# Exercise objective
Write out, precisely and in full, each line of the material.

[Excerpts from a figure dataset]

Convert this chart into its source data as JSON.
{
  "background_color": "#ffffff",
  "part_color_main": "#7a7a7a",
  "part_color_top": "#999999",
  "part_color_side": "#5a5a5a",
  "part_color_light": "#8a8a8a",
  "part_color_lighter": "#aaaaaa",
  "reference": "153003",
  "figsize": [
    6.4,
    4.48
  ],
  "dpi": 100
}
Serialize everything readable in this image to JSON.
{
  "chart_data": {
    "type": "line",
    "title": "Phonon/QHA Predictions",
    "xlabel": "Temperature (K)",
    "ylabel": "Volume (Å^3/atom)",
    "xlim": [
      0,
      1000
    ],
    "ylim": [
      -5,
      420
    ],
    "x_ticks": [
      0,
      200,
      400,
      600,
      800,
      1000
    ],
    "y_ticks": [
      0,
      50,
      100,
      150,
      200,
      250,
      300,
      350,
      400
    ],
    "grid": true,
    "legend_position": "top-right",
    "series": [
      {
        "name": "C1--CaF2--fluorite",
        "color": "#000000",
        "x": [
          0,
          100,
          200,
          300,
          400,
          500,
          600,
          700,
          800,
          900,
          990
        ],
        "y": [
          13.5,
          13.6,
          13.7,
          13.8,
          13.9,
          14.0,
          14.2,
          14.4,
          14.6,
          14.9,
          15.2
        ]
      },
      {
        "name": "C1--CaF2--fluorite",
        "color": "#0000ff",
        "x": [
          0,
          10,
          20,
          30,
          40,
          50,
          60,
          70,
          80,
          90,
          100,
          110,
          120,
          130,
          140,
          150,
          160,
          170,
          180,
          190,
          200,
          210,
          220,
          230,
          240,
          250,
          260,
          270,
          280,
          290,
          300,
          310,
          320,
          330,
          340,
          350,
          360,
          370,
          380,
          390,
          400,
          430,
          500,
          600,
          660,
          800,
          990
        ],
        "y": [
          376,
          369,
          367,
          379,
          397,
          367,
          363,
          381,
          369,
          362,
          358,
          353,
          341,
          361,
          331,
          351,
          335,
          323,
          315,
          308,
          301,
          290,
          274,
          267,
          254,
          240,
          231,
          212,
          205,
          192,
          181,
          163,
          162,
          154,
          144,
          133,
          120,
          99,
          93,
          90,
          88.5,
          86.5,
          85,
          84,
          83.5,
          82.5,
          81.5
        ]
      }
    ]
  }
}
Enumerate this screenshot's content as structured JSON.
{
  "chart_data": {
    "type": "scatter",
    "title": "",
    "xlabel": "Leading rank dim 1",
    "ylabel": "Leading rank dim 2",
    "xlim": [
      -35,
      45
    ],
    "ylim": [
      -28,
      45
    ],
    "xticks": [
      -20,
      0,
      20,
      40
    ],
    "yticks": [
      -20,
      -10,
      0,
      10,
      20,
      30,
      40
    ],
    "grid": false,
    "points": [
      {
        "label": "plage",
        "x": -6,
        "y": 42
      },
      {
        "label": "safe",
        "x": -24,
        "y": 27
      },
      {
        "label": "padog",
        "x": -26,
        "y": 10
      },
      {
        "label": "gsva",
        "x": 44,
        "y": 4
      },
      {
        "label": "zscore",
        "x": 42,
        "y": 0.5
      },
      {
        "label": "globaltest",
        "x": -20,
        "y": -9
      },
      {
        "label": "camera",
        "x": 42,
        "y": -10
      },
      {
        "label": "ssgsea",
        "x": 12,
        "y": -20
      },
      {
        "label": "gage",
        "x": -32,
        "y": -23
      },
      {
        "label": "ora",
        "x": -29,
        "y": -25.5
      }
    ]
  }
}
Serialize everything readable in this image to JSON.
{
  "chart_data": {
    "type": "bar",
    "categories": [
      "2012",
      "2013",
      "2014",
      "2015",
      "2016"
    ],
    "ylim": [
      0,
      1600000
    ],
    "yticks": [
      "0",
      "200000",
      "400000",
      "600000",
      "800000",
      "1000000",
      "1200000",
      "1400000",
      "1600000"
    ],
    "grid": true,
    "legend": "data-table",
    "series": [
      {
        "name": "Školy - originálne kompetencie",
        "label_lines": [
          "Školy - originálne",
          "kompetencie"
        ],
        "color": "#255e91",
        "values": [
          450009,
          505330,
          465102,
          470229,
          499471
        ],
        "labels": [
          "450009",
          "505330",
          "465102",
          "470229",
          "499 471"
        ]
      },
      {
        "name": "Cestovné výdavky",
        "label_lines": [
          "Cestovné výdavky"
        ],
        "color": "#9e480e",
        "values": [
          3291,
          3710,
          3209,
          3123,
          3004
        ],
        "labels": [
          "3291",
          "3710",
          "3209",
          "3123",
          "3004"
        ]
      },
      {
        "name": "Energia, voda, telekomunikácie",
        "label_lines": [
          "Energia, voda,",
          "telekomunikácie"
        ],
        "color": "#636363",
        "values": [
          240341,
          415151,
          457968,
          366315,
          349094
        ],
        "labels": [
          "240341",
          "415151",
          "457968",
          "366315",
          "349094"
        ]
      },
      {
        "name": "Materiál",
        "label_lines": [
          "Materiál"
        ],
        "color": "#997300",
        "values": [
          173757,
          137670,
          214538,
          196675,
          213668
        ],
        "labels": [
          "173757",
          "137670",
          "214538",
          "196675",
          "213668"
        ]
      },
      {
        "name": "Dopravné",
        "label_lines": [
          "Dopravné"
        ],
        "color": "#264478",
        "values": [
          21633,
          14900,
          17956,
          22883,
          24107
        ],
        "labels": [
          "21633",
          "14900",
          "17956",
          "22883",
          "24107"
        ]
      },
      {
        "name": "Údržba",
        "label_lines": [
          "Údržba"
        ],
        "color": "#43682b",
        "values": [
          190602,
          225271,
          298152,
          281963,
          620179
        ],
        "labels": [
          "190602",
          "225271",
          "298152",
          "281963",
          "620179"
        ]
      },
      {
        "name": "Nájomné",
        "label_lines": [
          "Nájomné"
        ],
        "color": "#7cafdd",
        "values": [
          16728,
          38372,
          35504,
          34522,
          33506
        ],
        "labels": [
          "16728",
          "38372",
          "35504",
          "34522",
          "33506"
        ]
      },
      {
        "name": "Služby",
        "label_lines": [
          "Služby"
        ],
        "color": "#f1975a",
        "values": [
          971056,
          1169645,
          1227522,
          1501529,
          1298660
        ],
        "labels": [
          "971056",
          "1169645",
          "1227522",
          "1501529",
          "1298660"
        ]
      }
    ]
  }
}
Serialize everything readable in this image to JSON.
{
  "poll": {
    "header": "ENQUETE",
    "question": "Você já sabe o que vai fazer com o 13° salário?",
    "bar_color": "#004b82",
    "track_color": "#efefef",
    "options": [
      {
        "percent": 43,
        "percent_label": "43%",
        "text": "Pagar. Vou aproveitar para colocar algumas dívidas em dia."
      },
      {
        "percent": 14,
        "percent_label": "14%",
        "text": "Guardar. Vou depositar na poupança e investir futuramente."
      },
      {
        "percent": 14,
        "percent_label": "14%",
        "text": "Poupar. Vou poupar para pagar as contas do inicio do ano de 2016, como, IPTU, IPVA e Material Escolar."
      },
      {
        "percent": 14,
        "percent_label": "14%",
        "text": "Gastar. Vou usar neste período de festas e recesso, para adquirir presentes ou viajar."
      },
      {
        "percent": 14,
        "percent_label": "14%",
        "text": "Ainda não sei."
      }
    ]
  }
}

# Exercise answer
Convert this chart into its source data as JSON.
{
  "background_color": "#ffffff",
  "part_color_main": "#7a7a7a",
  "part_color_top": "#999999",
  "part_color_side": "#5a5a5a",
  "part_color_light": "#8a8a8a",
  "part_color_lighter": "#aaaaaa",
  "reference": "153003",
  "figsize": [
    6.4,
    4.48
  ],
  "dpi": 100
}
Serialize everything readable in this image to JSON.
{
  "chart_data": {
    "type": "line",
    "title": "Phonon/QHA Predictions",
    "xlabel": "Temperature (K)",
    "ylabel": "Volume (Å^3/atom)",
    "xlim": [
      0,
      1000
    ],
    "ylim": [
      -5,
      420
    ],
    "x_ticks": [
      0,
      200,
      400,
      600,
      800,
      1000
    ],
    "y_ticks": [
      0,
      50,
      100,
      150,
      200,
      250,
      300,
      350,
      400
    ],
    "grid": true,
    "legend_position": "top-right",
    "series": [
      {
        "name": "C1--CaF2--fluorite",
        "color": "#000000",
        "x": [
          0,
          100,
          200,
          300,
          400,
          500,
          600,
          700,
          800,
          900,
          990
        ],
        "y": [
          13.5,
          13.6,
          13.7,
          13.8,
          13.9,
          14.0,
          14.2,
          14.4,
          14.6,
          14.9,
          15.2
        ]
      },
      {
        "name": "C1--CaF2--fluorite",
        "color": "#0000ff",
        "x": [
          0,
          10,
          20,
          30,
          40,
          50,
          60,
          70,
          80,
          90,
          100,
          110,
          120,
          130,
          140,
          150,
          160,
          170,
          180,
          190,
          200,
          210,
          220,
          230,
          240,
          250,
          260,
          270,
          280,
          290,
          300,
          310,
          320,
          330,
          340,
          350,
          360,
          370,
          380,
          390,
          400,
          430,
          500,
          600,
          660,
          800,
          990
        ],
        "y": [
          376,
          369,
          367,
          379,
          397,
          367,
          363,
          381,
          369,
          362,
          358,
          353,
          341,
          361,
          331,
          351,
          335,
          323,
          315,
          308,
          301,
          290,
          274,
          267,
          254,
          240,
          231,
          212,
          205,
          192,
          181,
          163,
          162,
          154,
          144,
          133,
          120,
          99,
          93,
          90,
          88.5,
          86.5,
          85,
          84,
          83.5,
          82.5,
          81.5
        ]
      }
    ]
  }
}
Enumerate this screenshot's content as structured JSON.
{
  "chart_data": {
    "type": "scatter",
    "title": "",
    "xlabel": "Leading rank dim 1",
    "ylabel": "Leading rank dim 2",
    "xlim": [
      -35,
      45
    ],
    "ylim": [
      -28,
      45
    ],
    "xticks": [
      -20,
      0,
      20,
      40
    ],
    "yticks": [
      -20,
      -10,
      0,
      10,
      20,
      30,
      40
    ],
    "grid": false,
    "points": [
      {
        "label": "plage",
        "x": -6,
        "y": 42
      },
      {
        "label": "safe",
        "x": -24,
        "y": 27
      },
      {
        "label": "padog",
        "x": -26,
        "y": 10
      },
      {
        "label": "gsva",
        "x": 44,
        "y": 4
      },
      {
        "label": "zscore",
        "x": 42,
        "y": 0.5
      },
      {
        "label": "globaltest",
        "x": -20,
        "y": -9
      },
      {
        "label": "camera",
        "x": 42,
        "y": -10
      },
      {
        "label": "ssgsea",
        "x": 12,
        "y": -20
      },
      {
        "label": "gage",
        "x": -32,
        "y": -23
      },
      {
        "label": "ora",
        "x": -29,
        "y": -25.5
      }
    ]
  }
}
Serialize everything readable in this image to JSON.
{
  "chart_data": {
    "type": "bar",
    "categories": [
      "2012",
      "2013",
      "2014",
      "2015",
      "2016"
    ],
    "ylim": [
      0,
      1600000
    ],
    "yticks": [
      "0",
      "200000",
      "400000",
      "600000",
      "800000",
      "1000000",
      "1200000",
      "1400000",
      "1600000"
    ],
    "grid": true,
    "legend": "data-table",
    "series": [
      {
        "name": "Školy - originálne kompetencie",
        "label_lines": [
          "Školy - originálne",
          "kompetencie"
        ],
        "color": "#255e91",
        "values": [
          450009,
          505330,
          465102,
          470229,
          499471
        ],
        "labels": [
          "450009",
          "505330",
          "465102",
          "470229",
          "499 471"
        ]
      },
      {
        "name": "Cestovné výdavky",
        "label_lines": [
          "Cestovné výdavky"
        ],
        "color": "#9e480e",
        "values": [
          3291,
          3710,
          3209,
          3123,
          3004
        ],
        "labels": [
          "3291",
          "3710",
          "3209",
          "3123",
          "3004"
        ]
      },
      {
        "name": "Energia, voda, telekomunikácie",
        "label_lines": [
          "Energia, voda,",
          "telekomunikácie"
        ],
        "color": "#636363",
        "values": [
          240341,
          415151,
          457968,
          366315,
          349094
        ],
        "labels": [
          "240341",
          "415151",
          "457968",
          "366315",
          "349094"
        ]
      },
      {
        "name": "Materiál",
        "label_lines": [
          "Materiál"
        ],
        "color": "#997300",
        "values": [
          173757,
          137670,
          214538,
          196675,
          213668
        ],
        "labels": [
          "173757",
          "137670",
          "214538",
          "196675",
          "213668"
        ]
      },
      {
        "name": "Dopravné",
        "label_lines": [
          "Dopravné"
        ],
        "color": "#264478",
        "values": [
          21633,
          14900,
          17956,
          22883,
          24107
        ],
        "labels": [
          "21633",
          "14900",
          "17956",
          "22883",
          "24107"
        ]
      },
      {
        "name": "Údržba",
        "label_lines": [
          "Údržba"
        ],
        "color": "#43682b",
        "values": [
          190602,
          225271,
          298152,
          281963,
          620179
        ],
        "labels": [
          "190602",
          "225271",
          "298152",
          "281963",
          "620179"
        ]
      },
      {
        "name": "Nájomné",
        "label_lines": [
          "Nájomné"
        ],
        "color": "#7cafdd",
        "values": [
          16728,
          38372,
          35504,
          34522,
          33506
        ],
        "labels": [
          "16728",
          "38372",
          "35504",
          "34522",
          "33506"
        ]
      },
      {
        "name": "Služby",
        "label_lines": [
          "Služby"
        ],
        "color": "#f1975a",
        "values": [
          971056,
          1169645,
          1227522,
          1501529,
          1298660
        ],
        "labels": [
          "971056",
          "1169645",
          "1227522",
          "1501529",
          "1298660"
        ]
      }
    ]
  }
}
Serialize everything readable in this image to JSON.
{
  "poll": {
    "header": "ENQUETE",
    "question": "Você já sabe o que vai fazer com o 13° salário?",
    "bar_color": "#004b82",
    "track_color": "#efefef",
    "options": [
      {
        "percent": 43,
        "percent_label": "43%",
        "text": "Pagar. Vou aproveitar para colocar algumas dívidas em dia."
      },
      {
        "percent": 14,
        "percent_label": "14%",
        "text": "Guardar. Vou depositar na poupança e investir futuramente."
      },
      {
        "percent": 14,
        "percent_label": "14%",
        "text": "Poupar. Vou poupar para pagar as contas do inicio do ano de 2016, como, IPTU, IPVA e Material Escolar."
      },
      {
        "percent": 14,
        "percent_label": "14%",
        "text": "Gastar. Vou usar neste período de festas e recesso, para adquirir presentes ou viajar."
      },
      {
        "percent": 14,
        "percent_label": "14%",
        "text": "Ainda não sei."
      }
    ]
  }
}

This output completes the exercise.